◆ **Material for this task**
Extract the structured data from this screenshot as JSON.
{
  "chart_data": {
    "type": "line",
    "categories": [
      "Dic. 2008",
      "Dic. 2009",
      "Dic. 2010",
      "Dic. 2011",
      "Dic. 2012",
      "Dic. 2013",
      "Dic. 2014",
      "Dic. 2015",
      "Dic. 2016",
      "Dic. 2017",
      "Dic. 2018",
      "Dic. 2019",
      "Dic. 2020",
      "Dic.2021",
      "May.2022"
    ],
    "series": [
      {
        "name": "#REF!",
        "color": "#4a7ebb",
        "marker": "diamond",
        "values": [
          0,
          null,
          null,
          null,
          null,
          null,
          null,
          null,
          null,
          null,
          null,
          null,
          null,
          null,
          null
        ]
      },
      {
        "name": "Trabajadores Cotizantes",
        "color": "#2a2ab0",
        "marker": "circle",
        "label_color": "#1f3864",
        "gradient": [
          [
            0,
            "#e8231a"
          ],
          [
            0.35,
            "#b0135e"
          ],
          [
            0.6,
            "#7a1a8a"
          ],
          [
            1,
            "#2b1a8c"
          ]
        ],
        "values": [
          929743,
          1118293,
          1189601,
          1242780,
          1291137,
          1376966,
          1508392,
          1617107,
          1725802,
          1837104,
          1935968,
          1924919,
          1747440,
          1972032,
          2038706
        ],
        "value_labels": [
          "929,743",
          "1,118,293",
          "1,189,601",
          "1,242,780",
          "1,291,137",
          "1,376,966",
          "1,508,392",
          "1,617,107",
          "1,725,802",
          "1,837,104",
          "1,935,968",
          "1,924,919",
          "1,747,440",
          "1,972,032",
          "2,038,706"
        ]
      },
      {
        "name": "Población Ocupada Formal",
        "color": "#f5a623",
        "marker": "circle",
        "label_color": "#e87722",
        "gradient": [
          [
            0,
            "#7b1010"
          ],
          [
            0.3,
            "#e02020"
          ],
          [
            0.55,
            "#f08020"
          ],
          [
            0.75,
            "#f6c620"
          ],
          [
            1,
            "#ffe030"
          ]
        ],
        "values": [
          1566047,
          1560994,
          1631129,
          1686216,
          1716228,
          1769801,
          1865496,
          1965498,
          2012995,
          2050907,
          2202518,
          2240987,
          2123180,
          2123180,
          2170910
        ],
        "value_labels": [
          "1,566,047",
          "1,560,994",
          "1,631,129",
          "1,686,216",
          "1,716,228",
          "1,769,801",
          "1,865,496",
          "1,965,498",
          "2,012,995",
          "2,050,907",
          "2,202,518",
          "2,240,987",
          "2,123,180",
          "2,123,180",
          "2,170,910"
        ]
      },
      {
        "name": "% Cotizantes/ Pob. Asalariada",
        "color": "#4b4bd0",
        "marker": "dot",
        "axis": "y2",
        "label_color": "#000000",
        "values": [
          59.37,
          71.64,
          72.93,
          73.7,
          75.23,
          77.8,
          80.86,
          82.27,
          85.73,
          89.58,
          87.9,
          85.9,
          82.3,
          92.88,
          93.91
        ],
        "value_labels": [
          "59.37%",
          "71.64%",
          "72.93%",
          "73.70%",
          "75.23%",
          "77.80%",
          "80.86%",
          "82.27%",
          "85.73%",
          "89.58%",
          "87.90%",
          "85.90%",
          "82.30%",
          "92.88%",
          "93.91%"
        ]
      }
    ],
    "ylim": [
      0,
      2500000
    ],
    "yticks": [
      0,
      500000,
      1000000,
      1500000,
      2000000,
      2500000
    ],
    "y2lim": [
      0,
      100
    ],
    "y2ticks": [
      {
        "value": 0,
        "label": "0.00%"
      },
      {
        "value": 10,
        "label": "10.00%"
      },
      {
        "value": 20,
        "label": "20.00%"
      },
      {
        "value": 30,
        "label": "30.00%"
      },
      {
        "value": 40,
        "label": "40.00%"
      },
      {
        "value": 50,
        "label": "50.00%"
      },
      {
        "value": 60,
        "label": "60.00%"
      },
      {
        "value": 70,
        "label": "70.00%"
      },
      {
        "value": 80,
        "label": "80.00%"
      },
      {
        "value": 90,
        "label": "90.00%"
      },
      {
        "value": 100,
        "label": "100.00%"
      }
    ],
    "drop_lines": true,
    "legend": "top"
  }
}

◆ **What you should do**
Repeat every entry exactly as written above.

◆ **Answer**
Extract the structured data from this screenshot as JSON.
{
  "chart_data": {
    "type": "line",
    "categories": [
      "Dic. 2008",
      "Dic. 2009",
      "Dic. 2010",
      "Dic. 2011",
      "Dic. 2012",
      "Dic. 2013",
      "Dic. 2014",
      "Dic. 2015",
      "Dic. 2016",
      "Dic. 2017",
      "Dic. 2018",
      "Dic. 2019",
      "Dic. 2020",
      "Dic.2021",
      "May.2022"
    ],
    "series": [
      {
        "name": "#REF!",
        "color": "#4a7ebb",
        "marker": "diamond",
        "values": [
          0,
          null,
          null,
          null,
          null,
          null,
          null,
          null,
          null,
          null,
          null,
          null,
          null,
          null,
          null
        ]
      },
      {
        "name": "Trabajadores Cotizantes",
        "color": "#2a2ab0",
        "marker": "circle",
        "label_color": "#1f3864",
        "gradient": [
          [
            0,
            "#e8231a"
          ],
          [
            0.35,
            "#b0135e"
          ],
          [
            0.6,
            "#7a1a8a"
          ],
          [
            1,
            "#2b1a8c"
          ]
        ],
        "values": [
          929743,
          1118293,
          1189601,
          1242780,
          1291137,
          1376966,
          1508392,
          1617107,
          1725802,
          1837104,
          1935968,
          1924919,
          1747440,
          1972032,
          2038706
        ],
        "value_labels": [
          "929,743",
          "1,118,293",
          "1,189,601",
          "1,242,780",
          "1,291,137",
          "1,376,966",
          "1,508,392",
          "1,617,107",
          "1,725,802",
          "1,837,104",
          "1,935,968",
          "1,924,919",
          "1,747,440",
          "1,972,032",
          "2,038,706"
        ]
      },
      {
        "name": "Población Ocupada Formal",
        "color": "#f5a623",
        "marker": "circle",
        "label_color": "#e87722",
        "gradient": [
          [
            0,
            "#7b1010"
          ],
          [
            0.3,
            "#e02020"
          ],
          [
            0.55,
            "#f08020"
          ],
          [
            0.75,
            "#f6c620"
          ],
          [
            1,
            "#ffe030"
          ]
        ],
        "values": [
          1566047,
          1560994,
          1631129,
          1686216,
          1716228,
          1769801,
          1865496,
          1965498,
          2012995,
          2050907,
          2202518,
          2240987,
          2123180,
          2123180,
          2170910
        ],
        "value_labels": [
          "1,566,047",
          "1,560,994",
          "1,631,129",
          "1,686,216",
          "1,716,228",
          "1,769,801",
          "1,865,496",
          "1,965,498",
          "2,012,995",
          "2,050,907",
          "2,202,518",
          "2,240,987",
          "2,123,180",
          "2,123,180",
          "2,170,910"
        ]
      },
      {
        "name": "% Cotizantes/ Pob. Asalariada",
        "color": "#4b4bd0",
        "marker": "dot",
        "axis": "y2",
        "label_color": "#000000",
        "values": [
          59.37,
          71.64,
          72.93,
          73.7,
          75.23,
          77.8,
          80.86,
          82.27,
          85.73,
          89.58,
          87.9,
          85.9,
          82.3,
          92.88,
          93.91
        ],
        "value_labels": [
          "59.37%",
          "71.64%",
          "72.93%",
          "73.70%",
          "75.23%",
          "77.80%",
          "80.86%",
          "82.27%",
          "85.73%",
          "89.58%",
          "87.90%",
          "85.90%",
          "82.30%",
          "92.88%",
          "93.91%"
        ]
      }
    ],
    "ylim": [
      0,
      2500000
    ],
    "yticks": [
      0,
      500000,
      1000000,
      1500000,
      2000000,
      2500000
    ],
    "y2lim": [
      0,
      100
    ],
    "y2ticks": [
      {
        "value": 0,
        "label": "0.00%"
      },
      {
        "value": 10,
        "label": "10.00%"
      },
      {
        "value": 20,
        "label": "20.00%"
      },
      {
        "value": 30,
        "label": "30.00%"
      },
      {
        "value": 40,
        "label": "40.00%"
      },
      {
        "value": 50,
        "label": "50.00%"
      },
      {
        "value": 60,
        "label": "60.00%"
      },
      {
        "value": 70,
        "label": "70.00%"
      },
      {
        "value": 80,
        "label": "80.00%"
      },
      {
        "value": 90,
        "label": "90.00%"
      },
      {
        "value": 100,
        "label": "100.00%"
      }
    ],
    "drop_lines": true,
    "legend": "top"
  }
}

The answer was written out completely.